• **Required work**: Your task is to extract every line from the material below exactly.

• **Material for this task**:
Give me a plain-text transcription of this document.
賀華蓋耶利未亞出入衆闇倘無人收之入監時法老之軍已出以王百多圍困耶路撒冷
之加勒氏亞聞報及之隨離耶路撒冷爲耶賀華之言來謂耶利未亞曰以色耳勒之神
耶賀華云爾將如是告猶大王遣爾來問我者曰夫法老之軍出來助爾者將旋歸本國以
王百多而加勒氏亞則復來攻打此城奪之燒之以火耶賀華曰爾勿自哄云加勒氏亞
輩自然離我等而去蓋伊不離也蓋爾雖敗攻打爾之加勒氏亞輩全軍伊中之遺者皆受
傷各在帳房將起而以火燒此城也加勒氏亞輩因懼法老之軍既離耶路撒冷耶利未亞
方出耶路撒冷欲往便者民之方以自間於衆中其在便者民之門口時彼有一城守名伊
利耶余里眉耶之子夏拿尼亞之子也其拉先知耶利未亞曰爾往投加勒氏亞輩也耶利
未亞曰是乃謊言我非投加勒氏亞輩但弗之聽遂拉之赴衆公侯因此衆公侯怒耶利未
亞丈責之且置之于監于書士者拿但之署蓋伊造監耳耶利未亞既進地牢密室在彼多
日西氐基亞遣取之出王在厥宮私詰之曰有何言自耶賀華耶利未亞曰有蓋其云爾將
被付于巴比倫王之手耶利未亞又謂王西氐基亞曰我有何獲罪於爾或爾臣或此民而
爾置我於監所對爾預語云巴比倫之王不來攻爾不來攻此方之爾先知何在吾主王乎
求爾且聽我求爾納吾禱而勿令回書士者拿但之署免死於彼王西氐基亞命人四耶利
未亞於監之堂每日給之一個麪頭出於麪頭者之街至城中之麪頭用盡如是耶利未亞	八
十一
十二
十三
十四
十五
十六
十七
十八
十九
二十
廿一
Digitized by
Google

• **The result**:
Give me a plain-text transcription of this document.
賀華蓋耶利未亞出入衆闇倘無人收之入監時法老之軍已出以王百多圍困耶路撒冷
之加勒氏亞聞報及之隨離耶路撒冷爲耶賀華之言來謂耶利未亞曰以色耳勒之神
耶賀華云爾將如是告猶大王遣爾來問我者曰夫法老之軍出來助爾者將旋歸本國以
王百多而加勒氏亞則復來攻打此城奪之燒之以火耶賀華曰爾勿自哄云加勒氏亞
輩自然離我等而去蓋伊不離也蓋爾雖敗攻打爾之加勒氏亞輩全軍伊中之遺者皆受
傷各在帳房將起而以火燒此城也加勒氏亞輩因懼法老之軍既離耶路撒冷耶利未亞
方出耶路撒冷欲往便者民之方以自間於衆中其在便者民之門口時彼有一城守名伊
利耶余里眉耶之子夏拿尼亞之子也其拉先知耶利未亞曰爾往投加勒氏亞輩也耶利
未亞曰是乃謊言我非投加勒氏亞輩但弗之聽遂拉之赴衆公侯因此衆公侯怒耶利未
亞丈責之且置之于監于書士者拿但之署蓋伊造監耳耶利未亞既進地牢密室在彼多
日西氐基亞遣取之出王在厥宮私詰之曰有何言自耶賀華耶利未亞曰有蓋其云爾將
被付于巴比倫王之手耶利未亞又謂王西氐基亞曰我有何獲罪於爾或爾臣或此民而
爾置我於監所對爾預語云巴比倫之王不來攻爾不來攻此方之爾先知何在吾主王乎
求爾且聽我求爾納吾禱而勿令回書士者拿但之署免死於彼王西氐基亞命人四耶利
未亞於監之堂每日給之一個麪頭出於麪頭者之街至城中之麪頭用盡如是耶利未亞	八
十一
十二
十三
十四
十五
十六
十七
十八
十九
二十
廿一
Digitized by
Google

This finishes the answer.